--- Start SUPPLIED RECORDS ---
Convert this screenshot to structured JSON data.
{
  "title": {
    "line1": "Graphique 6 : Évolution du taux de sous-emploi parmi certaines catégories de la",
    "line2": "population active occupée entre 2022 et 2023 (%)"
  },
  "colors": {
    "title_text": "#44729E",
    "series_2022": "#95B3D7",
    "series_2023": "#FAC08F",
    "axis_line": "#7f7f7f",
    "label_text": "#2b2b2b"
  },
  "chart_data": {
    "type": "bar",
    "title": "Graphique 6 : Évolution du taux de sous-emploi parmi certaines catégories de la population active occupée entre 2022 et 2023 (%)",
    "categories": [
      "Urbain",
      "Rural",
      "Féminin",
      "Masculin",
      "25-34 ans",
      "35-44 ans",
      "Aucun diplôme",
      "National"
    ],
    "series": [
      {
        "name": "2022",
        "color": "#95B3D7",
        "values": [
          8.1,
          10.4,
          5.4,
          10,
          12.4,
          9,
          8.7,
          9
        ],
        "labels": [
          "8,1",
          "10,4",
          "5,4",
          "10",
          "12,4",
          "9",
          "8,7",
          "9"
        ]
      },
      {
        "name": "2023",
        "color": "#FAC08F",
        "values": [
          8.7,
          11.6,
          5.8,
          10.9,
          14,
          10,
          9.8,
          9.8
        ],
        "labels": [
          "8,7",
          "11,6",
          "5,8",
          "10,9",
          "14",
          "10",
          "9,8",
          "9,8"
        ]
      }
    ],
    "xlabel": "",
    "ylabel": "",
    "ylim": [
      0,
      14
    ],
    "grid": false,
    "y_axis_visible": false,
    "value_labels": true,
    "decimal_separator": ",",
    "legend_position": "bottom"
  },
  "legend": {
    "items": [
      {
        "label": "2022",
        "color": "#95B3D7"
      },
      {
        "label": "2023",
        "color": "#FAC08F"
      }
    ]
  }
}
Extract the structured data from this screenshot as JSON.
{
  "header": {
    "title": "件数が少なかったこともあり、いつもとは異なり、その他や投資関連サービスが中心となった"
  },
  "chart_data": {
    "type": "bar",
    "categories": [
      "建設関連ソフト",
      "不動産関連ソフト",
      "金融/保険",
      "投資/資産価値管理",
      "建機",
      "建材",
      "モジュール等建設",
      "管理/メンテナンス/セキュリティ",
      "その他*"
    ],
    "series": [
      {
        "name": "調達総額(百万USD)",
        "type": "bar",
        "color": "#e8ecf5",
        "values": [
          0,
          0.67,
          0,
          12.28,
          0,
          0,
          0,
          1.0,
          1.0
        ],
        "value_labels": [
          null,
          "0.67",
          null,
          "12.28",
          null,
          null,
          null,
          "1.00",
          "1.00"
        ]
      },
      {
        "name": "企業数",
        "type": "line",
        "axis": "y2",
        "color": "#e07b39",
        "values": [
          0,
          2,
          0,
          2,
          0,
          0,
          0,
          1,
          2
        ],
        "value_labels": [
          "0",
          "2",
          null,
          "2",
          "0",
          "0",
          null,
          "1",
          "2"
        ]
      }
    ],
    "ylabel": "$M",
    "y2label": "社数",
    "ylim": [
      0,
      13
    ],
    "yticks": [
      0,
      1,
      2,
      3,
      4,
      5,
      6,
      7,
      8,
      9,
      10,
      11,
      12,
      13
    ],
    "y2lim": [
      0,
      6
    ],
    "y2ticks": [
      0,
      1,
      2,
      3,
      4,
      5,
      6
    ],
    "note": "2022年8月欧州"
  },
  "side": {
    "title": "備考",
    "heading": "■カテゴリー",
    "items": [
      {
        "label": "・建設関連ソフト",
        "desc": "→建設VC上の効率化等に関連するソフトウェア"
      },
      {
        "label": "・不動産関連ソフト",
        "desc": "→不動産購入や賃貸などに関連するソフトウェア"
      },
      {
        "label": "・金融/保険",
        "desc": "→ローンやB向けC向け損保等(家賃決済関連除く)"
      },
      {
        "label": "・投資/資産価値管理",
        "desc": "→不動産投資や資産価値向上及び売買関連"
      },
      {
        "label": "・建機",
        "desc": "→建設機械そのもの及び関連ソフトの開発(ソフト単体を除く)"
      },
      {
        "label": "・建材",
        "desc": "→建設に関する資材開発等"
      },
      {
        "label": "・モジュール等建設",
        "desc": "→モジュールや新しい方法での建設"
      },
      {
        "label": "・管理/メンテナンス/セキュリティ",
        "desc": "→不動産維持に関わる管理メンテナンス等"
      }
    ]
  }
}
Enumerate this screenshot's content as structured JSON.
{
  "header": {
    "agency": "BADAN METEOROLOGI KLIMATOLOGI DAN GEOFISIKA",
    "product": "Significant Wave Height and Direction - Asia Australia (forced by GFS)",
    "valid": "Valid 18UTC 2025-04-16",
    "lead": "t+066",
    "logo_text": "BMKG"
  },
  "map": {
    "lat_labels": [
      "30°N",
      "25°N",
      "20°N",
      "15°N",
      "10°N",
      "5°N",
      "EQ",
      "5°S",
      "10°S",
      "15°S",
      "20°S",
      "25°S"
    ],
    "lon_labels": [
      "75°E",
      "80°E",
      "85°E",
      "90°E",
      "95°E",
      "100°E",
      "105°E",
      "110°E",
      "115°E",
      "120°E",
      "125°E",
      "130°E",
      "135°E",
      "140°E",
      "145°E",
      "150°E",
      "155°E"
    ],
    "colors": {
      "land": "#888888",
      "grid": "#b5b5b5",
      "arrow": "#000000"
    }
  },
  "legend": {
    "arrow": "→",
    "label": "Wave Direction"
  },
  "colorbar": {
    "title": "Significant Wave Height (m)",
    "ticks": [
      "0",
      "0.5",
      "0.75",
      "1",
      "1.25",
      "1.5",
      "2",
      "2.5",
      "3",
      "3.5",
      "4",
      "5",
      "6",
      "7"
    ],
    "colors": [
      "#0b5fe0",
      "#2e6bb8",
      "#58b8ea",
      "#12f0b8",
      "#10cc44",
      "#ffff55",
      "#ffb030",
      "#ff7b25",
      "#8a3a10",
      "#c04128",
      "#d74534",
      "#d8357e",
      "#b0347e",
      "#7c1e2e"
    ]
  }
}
--- End SUPPLIED RECORDS ---
DESCRIPTION OF THE TASK: Repeat every record exactly as written, please.

SOLUTION TO THE PROBLEM:
Convert this screenshot to structured JSON data.
{
  "title": {
    "line1": "Graphique 6 : Évolution du taux de sous-emploi parmi certaines catégories de la",
    "line2": "population active occupée entre 2022 et 2023 (%)"
  },
  "colors": {
    "title_text": "#44729E",
    "series_2022": "#95B3D7",
    "series_2023": "#FAC08F",
    "axis_line": "#7f7f7f",
    "label_text": "#2b2b2b"
  },
  "chart_data": {
    "type": "bar",
    "title": "Graphique 6 : Évolution du taux de sous-emploi parmi certaines catégories de la population active occupée entre 2022 et 2023 (%)",
    "categories": [
      "Urbain",
      "Rural",
      "Féminin",
      "Masculin",
      "25-34 ans",
      "35-44 ans",
      "Aucun diplôme",
      "National"
    ],
    "series": [
      {
        "name": "2022",
        "color": "#95B3D7",
        "values": [
          8.1,
          10.4,
          5.4,
          10,
          12.4,
          9,
          8.7,
          9
        ],
        "labels": [
          "8,1",
          "10,4",
          "5,4",
          "10",
          "12,4",
          "9",
          "8,7",
          "9"
        ]
      },
      {
        "name": "2023",
        "color": "#FAC08F",
        "values": [
          8.7,
          11.6,
          5.8,
          10.9,
          14,
          10,
          9.8,
          9.8
        ],
        "labels": [
          "8,7",
          "11,6",
          "5,8",
          "10,9",
          "14",
          "10",
          "9,8",
          "9,8"
        ]
      }
    ],
    "xlabel": "",
    "ylabel": "",
    "ylim": [
      0,
      14
    ],
    "grid": false,
    "y_axis_visible": false,
    "value_labels": true,
    "decimal_separator": ",",
    "legend_position": "bottom"
  },
  "legend": {
    "items": [
      {
        "label": "2022",
        "color": "#95B3D7"
      },
      {
        "label": "2023",
        "color": "#FAC08F"
      }
    ]
  }
}
Extract the structured data from this screenshot as JSON.
{
  "header": {
    "title": "件数が少なかったこともあり、いつもとは異なり、その他や投資関連サービスが中心となった"
  },
  "chart_data": {
    "type": "bar",
    "categories": [
      "建設関連ソフト",
      "不動産関連ソフト",
      "金融/保険",
      "投資/資産価値管理",
      "建機",
      "建材",
      "モジュール等建設",
      "管理/メンテナンス/セキュリティ",
      "その他*"
    ],
    "series": [
      {
        "name": "調達総額(百万USD)",
        "type": "bar",
        "color": "#e8ecf5",
        "values": [
          0,
          0.67,
          0,
          12.28,
          0,
          0,
          0,
          1.0,
          1.0
        ],
        "value_labels": [
          null,
          "0.67",
          null,
          "12.28",
          null,
          null,
          null,
          "1.00",
          "1.00"
        ]
      },
      {
        "name": "企業数",
        "type": "line",
        "axis": "y2",
        "color": "#e07b39",
        "values": [
          0,
          2,
          0,
          2,
          0,
          0,
          0,
          1,
          2
        ],
        "value_labels": [
          "0",
          "2",
          null,
          "2",
          "0",
          "0",
          null,
          "1",
          "2"
        ]
      }
    ],
    "ylabel": "$M",
    "y2label": "社数",
    "ylim": [
      0,
      13
    ],
    "yticks": [
      0,
      1,
      2,
      3,
      4,
      5,
      6,
      7,
      8,
      9,
      10,
      11,
      12,
      13
    ],
    "y2lim": [
      0,
      6
    ],
    "y2ticks": [
      0,
      1,
      2,
      3,
      4,
      5,
      6
    ],
    "note": "2022年8月欧州"
  },
  "side": {
    "title": "備考",
    "heading": "■カテゴリー",
    "items": [
      {
        "label": "・建設関連ソフト",
        "desc": "→建設VC上の効率化等に関連するソフトウェア"
      },
      {
        "label": "・不動産関連ソフト",
        "desc": "→不動産購入や賃貸などに関連するソフトウェア"
      },
      {
        "label": "・金融/保険",
        "desc": "→ローンやB向けC向け損保等(家賃決済関連除く)"
      },
      {
        "label": "・投資/資産価値管理",
        "desc": "→不動産投資や資産価値向上及び売買関連"
      },
      {
        "label": "・建機",
        "desc": "→建設機械そのもの及び関連ソフトの開発(ソフト単体を除く)"
      },
      {
        "label": "・建材",
        "desc": "→建設に関する資材開発等"
      },
      {
        "label": "・モジュール等建設",
        "desc": "→モジュールや新しい方法での建設"
      },
      {
        "label": "・管理/メンテナンス/セキュリティ",
        "desc": "→不動産維持に関わる管理メンテナンス等"
      }
    ]
  }
}
Enumerate this screenshot's content as structured JSON.
{
  "header": {
    "agency": "BADAN METEOROLOGI KLIMATOLOGI DAN GEOFISIKA",
    "product": "Significant Wave Height and Direction - Asia Australia (forced by GFS)",
    "valid": "Valid 18UTC 2025-04-16",
    "lead": "t+066",
    "logo_text": "BMKG"
  },
  "map": {
    "lat_labels": [
      "30°N",
      "25°N",
      "20°N",
      "15°N",
      "10°N",
      "5°N",
      "EQ",
      "5°S",
      "10°S",
      "15°S",
      "20°S",
      "25°S"
    ],
    "lon_labels": [
      "75°E",
      "80°E",
      "85°E",
      "90°E",
      "95°E",
      "100°E",
      "105°E",
      "110°E",
      "115°E",
      "120°E",
      "125°E",
      "130°E",
      "135°E",
      "140°E",
      "145°E",
      "150°E",
      "155°E"
    ],
    "colors": {
      "land": "#888888",
      "grid": "#b5b5b5",
      "arrow": "#000000"
    }
  },
  "legend": {
    "arrow": "→",
    "label": "Wave Direction"
  },
  "colorbar": {
    "title": "Significant Wave Height (m)",
    "ticks": [
      "0",
      "0.5",
      "0.75",
      "1",
      "1.25",
      "1.5",
      "2",
      "2.5",
      "3",
      "3.5",
      "4",
      "5",
      "6",
      "7"
    ],
    "colors": [
      "#0b5fe0",
      "#2e6bb8",
      "#58b8ea",
      "#12f0b8",
      "#10cc44",
      "#ffff55",
      "#ffb030",
      "#ff7b25",
      "#8a3a10",
      "#c04128",
      "#d74534",
      "#d8357e",
      "#b0347e",
      "#7c1e2e"
    ]
  }
}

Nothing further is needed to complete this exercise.